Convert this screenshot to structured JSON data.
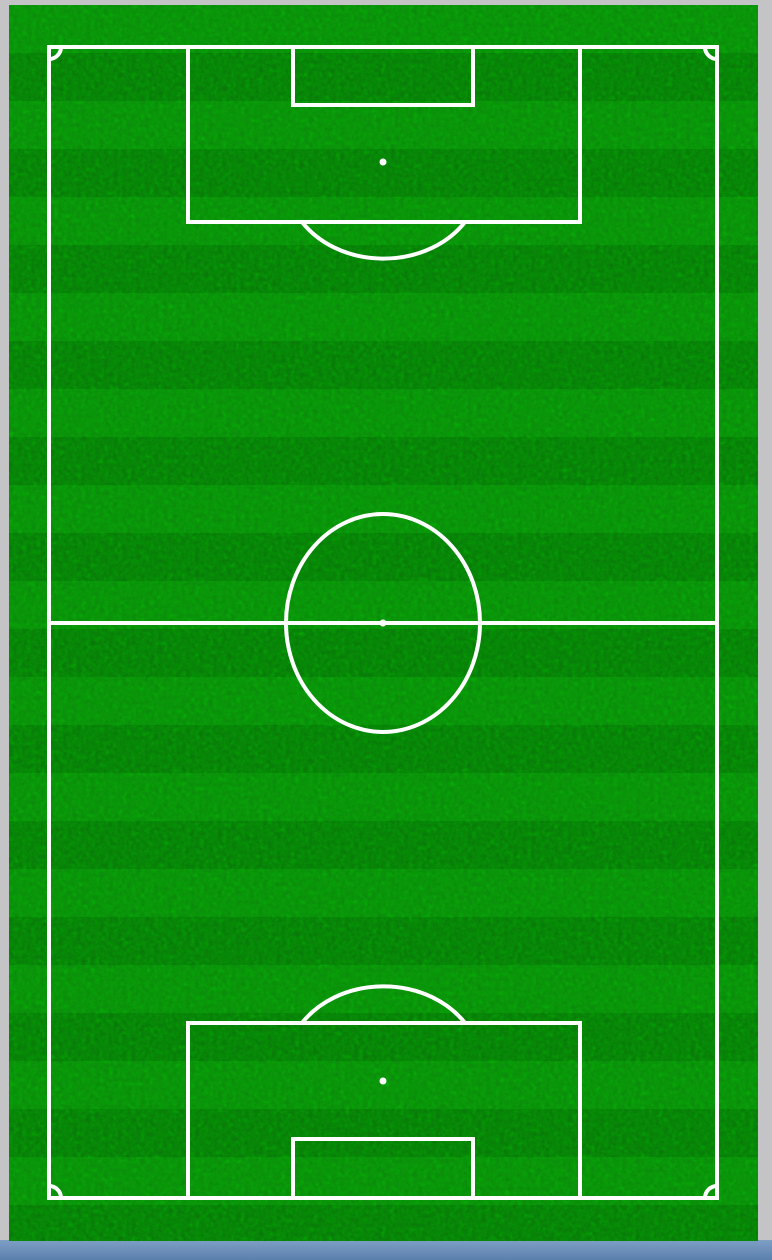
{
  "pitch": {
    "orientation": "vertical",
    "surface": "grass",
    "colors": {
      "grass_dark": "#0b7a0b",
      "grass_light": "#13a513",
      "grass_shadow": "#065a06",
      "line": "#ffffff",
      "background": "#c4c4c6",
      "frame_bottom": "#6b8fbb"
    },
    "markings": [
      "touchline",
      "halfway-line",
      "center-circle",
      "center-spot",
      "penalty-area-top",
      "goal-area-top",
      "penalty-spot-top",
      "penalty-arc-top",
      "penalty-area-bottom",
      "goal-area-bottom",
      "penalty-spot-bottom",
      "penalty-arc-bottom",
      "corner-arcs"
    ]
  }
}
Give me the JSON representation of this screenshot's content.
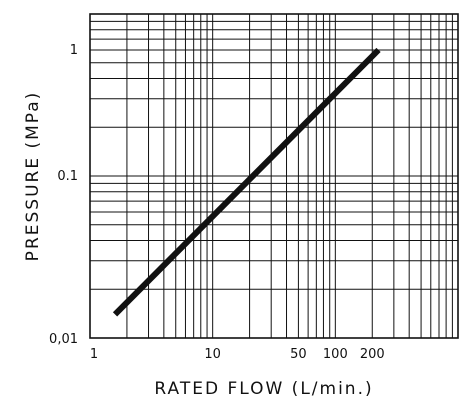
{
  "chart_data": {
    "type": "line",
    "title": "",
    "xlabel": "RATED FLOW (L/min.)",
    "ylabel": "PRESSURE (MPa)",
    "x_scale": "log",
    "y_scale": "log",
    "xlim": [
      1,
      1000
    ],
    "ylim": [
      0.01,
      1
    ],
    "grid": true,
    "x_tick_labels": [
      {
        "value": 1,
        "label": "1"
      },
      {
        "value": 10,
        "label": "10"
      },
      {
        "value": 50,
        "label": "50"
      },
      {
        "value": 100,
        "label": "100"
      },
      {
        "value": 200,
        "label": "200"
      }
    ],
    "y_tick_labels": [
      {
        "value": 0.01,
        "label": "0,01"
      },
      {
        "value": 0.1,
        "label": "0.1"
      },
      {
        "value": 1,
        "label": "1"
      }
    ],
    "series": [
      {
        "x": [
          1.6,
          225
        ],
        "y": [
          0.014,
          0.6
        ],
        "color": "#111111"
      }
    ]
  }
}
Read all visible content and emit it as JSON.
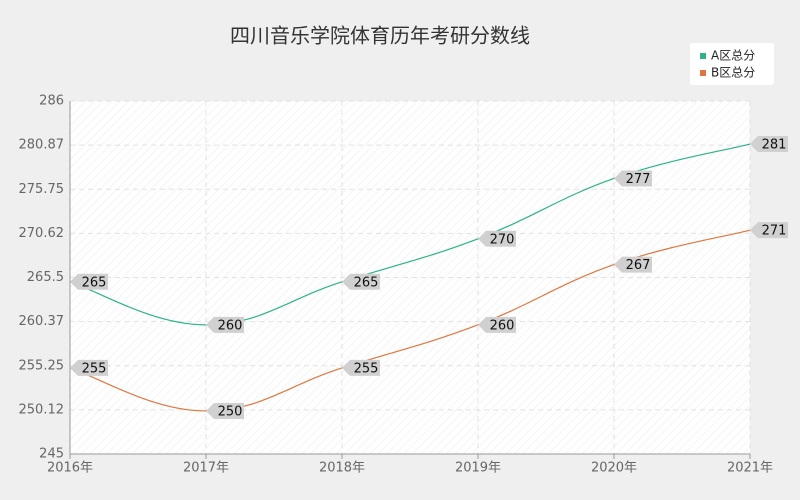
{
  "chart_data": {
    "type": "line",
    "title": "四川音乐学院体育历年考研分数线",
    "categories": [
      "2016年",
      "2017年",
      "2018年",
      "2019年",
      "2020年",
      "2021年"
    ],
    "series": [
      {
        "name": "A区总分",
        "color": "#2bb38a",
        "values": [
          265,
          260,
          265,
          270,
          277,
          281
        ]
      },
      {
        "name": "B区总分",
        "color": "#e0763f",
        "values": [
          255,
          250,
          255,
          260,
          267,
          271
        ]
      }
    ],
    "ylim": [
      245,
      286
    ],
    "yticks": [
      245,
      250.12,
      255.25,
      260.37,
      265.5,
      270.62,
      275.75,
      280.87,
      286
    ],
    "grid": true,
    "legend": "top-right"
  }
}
******
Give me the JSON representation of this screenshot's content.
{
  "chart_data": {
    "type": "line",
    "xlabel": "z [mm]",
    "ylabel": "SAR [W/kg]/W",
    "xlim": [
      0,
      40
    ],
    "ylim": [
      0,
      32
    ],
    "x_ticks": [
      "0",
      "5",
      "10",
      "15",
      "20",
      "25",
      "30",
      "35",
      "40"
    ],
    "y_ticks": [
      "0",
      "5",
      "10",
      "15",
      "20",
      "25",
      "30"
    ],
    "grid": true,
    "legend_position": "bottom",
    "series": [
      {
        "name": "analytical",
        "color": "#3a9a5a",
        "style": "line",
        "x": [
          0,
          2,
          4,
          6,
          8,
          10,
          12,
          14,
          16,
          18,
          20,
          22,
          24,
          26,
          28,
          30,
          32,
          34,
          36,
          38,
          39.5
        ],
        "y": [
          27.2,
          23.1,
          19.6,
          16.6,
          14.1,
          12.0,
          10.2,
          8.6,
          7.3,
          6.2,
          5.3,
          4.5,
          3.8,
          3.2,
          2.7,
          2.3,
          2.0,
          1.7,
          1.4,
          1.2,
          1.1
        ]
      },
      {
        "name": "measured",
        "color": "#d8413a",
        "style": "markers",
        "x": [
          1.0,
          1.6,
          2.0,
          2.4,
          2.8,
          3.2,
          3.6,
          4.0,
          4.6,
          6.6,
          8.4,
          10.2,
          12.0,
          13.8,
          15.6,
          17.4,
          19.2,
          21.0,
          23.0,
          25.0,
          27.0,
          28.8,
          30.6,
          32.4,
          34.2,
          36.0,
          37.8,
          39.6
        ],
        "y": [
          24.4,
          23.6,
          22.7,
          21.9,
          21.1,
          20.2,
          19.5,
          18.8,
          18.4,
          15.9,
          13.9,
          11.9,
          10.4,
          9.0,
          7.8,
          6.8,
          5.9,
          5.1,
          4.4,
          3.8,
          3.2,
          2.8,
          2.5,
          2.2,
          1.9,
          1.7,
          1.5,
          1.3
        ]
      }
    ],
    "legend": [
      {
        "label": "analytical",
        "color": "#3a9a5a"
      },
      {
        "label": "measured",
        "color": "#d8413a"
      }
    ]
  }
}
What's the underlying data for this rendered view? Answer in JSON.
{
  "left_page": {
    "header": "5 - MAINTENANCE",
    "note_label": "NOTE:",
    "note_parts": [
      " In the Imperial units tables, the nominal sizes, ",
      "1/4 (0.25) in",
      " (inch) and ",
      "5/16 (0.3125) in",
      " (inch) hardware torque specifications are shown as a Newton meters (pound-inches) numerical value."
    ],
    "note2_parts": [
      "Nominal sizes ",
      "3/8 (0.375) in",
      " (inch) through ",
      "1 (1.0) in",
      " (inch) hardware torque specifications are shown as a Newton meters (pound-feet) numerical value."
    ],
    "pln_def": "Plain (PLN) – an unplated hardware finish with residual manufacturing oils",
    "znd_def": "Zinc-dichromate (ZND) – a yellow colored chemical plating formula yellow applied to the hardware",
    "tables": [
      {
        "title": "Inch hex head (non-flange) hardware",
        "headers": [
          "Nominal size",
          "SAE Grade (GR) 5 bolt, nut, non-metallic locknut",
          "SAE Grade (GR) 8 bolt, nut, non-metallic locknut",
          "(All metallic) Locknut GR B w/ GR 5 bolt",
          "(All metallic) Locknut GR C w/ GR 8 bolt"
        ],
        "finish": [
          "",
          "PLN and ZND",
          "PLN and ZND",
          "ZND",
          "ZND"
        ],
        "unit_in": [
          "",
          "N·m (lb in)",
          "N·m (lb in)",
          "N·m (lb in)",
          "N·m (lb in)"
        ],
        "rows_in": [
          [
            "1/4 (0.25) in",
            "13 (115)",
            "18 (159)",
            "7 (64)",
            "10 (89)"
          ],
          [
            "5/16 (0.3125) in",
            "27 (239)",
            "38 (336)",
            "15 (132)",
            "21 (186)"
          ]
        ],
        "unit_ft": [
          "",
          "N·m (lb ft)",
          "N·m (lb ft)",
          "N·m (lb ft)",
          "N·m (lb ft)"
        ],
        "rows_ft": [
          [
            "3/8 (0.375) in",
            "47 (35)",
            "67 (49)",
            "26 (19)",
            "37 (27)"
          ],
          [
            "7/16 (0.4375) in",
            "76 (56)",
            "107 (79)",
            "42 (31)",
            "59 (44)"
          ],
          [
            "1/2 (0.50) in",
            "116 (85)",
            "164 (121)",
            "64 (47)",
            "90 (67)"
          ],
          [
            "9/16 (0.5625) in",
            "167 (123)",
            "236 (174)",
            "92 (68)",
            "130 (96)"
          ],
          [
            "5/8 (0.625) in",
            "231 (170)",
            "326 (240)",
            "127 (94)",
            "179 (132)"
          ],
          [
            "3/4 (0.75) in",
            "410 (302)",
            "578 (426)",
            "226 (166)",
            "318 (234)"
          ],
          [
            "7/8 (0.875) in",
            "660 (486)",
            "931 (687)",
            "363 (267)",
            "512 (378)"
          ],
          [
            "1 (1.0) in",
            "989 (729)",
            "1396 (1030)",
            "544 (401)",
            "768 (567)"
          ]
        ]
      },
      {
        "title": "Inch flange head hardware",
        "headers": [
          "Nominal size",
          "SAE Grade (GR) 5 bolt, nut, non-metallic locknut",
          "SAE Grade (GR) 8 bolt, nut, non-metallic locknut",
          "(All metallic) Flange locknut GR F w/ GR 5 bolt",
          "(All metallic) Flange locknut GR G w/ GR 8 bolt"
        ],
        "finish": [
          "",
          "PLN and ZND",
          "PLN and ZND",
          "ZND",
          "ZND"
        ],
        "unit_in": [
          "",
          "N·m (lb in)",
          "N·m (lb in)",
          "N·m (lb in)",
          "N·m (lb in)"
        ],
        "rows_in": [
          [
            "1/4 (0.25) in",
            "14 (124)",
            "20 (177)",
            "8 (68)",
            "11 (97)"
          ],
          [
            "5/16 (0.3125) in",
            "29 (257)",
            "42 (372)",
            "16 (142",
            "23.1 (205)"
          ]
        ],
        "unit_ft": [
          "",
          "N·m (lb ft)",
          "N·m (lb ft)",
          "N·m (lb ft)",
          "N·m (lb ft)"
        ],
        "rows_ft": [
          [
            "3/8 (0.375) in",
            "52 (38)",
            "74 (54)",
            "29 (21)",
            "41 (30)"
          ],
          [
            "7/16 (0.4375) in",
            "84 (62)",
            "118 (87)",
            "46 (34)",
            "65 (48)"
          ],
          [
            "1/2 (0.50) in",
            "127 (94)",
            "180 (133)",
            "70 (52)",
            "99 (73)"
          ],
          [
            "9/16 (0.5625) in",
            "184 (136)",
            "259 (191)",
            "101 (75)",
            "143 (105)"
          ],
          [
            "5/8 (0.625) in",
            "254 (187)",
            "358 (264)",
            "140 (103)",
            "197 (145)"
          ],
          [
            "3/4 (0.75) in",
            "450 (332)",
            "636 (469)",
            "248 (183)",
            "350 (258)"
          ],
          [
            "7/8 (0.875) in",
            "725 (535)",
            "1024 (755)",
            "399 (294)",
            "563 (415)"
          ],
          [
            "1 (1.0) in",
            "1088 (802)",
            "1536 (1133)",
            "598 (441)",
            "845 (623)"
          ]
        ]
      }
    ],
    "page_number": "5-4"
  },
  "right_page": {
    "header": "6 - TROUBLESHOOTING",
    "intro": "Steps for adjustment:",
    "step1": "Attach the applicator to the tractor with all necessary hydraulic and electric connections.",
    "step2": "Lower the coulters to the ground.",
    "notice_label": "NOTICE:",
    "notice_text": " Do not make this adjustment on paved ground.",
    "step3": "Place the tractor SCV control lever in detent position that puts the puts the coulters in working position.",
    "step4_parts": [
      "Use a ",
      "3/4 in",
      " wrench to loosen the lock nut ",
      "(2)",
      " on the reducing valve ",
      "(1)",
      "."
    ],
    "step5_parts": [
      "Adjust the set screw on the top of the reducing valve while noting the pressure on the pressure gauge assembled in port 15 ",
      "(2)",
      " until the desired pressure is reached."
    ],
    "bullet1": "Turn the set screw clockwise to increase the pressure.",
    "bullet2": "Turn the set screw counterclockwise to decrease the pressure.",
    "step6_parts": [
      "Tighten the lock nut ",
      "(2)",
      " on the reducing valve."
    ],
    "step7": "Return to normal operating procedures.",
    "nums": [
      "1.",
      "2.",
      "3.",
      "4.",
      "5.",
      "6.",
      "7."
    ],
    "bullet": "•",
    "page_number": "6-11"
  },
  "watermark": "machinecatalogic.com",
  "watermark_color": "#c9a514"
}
******
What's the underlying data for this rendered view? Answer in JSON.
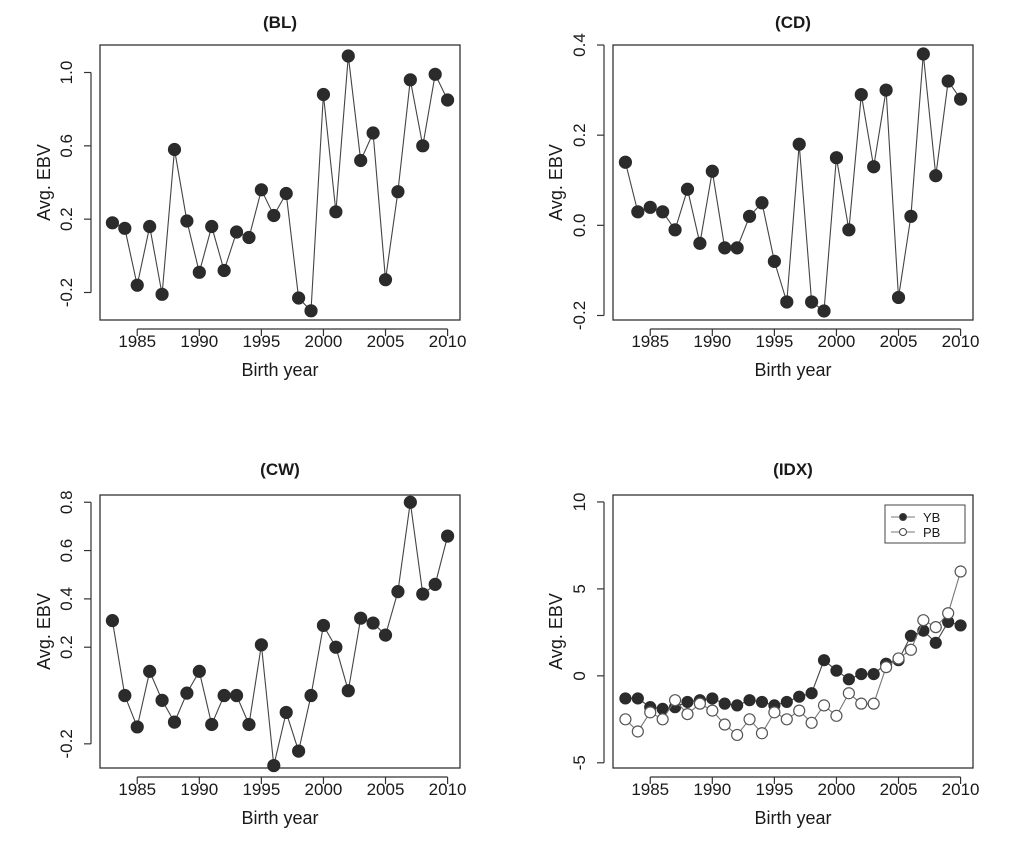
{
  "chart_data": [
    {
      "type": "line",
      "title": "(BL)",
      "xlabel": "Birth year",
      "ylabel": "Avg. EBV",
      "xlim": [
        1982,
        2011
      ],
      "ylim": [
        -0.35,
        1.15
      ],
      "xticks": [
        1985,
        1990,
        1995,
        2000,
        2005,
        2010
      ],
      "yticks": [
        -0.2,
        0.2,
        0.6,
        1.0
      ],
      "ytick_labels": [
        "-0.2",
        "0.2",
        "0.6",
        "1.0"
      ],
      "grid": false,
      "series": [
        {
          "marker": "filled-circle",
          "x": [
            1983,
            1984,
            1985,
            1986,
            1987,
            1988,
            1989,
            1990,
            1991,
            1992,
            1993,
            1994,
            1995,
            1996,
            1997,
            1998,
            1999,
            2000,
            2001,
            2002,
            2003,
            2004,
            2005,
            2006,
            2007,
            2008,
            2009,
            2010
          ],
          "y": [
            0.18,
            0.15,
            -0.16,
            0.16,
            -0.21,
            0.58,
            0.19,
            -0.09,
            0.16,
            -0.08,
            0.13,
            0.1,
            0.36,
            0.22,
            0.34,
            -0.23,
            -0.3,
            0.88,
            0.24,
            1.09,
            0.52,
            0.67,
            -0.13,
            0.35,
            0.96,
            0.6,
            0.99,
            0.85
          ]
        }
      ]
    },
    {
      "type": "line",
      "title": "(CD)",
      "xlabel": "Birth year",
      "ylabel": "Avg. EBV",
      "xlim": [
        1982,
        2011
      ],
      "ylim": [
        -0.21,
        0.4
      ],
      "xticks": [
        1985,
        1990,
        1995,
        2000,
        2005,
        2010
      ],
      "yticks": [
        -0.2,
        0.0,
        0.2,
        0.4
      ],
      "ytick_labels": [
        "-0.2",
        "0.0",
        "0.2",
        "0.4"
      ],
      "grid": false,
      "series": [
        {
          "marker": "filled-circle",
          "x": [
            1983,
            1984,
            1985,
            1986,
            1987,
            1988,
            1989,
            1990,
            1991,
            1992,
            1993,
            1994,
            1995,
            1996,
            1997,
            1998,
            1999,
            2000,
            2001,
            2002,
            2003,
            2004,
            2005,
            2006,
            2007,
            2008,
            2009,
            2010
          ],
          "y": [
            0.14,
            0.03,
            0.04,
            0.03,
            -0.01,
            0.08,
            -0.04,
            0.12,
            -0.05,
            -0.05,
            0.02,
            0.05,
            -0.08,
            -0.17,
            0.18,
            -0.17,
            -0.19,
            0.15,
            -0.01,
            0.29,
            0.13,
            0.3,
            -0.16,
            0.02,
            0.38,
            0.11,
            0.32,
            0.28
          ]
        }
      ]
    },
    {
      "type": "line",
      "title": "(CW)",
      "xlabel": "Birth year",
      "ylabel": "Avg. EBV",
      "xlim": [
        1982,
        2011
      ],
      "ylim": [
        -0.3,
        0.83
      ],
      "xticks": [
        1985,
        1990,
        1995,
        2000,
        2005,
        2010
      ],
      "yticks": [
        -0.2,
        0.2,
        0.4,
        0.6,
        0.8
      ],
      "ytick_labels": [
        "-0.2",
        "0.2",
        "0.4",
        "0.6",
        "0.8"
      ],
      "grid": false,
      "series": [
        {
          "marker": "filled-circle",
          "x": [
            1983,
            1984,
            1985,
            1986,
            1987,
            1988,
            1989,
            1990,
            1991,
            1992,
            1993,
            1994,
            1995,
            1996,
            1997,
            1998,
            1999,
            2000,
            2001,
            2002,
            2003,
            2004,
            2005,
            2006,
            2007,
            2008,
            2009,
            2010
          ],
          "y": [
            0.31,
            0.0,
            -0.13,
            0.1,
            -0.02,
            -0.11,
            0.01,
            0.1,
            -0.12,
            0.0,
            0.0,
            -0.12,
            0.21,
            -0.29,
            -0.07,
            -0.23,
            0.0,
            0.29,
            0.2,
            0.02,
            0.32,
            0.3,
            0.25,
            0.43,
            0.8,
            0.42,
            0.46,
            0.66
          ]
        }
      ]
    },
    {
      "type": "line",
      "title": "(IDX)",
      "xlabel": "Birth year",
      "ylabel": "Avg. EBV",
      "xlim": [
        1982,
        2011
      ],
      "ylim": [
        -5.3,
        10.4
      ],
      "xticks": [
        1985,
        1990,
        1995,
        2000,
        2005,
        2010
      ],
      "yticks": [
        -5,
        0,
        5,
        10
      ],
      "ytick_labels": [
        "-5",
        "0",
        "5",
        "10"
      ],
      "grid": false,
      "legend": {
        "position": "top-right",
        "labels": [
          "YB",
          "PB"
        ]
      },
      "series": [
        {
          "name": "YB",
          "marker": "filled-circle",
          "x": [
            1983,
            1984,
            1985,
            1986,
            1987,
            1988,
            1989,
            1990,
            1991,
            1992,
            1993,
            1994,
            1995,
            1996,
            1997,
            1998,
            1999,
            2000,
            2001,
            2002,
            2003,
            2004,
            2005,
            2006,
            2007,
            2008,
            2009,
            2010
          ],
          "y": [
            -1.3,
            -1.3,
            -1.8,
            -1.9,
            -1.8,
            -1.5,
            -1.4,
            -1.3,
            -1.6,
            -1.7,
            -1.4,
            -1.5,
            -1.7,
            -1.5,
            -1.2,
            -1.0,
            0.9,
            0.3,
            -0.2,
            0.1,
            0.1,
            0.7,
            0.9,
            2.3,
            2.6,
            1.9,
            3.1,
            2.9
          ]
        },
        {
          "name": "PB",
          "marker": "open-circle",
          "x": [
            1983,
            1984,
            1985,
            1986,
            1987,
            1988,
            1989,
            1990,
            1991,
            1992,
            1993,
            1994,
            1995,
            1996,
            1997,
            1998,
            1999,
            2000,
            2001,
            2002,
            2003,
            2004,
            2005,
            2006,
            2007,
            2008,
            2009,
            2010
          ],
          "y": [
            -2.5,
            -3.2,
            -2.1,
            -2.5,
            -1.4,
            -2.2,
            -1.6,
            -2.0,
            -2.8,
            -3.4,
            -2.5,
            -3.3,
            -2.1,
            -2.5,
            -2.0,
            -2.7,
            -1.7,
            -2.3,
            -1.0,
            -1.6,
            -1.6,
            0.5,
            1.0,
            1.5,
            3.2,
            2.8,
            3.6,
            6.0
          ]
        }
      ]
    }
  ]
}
******
Task instructions: Pull every line containing "penalty" out of the records.

Correct answer:
      "penalty-area-top",
      "penalty-spot-top",
      "penalty-arc-top",
      "penalty-area-bottom",
      "penalty-spot-bottom",
      "penalty-arc-bottom",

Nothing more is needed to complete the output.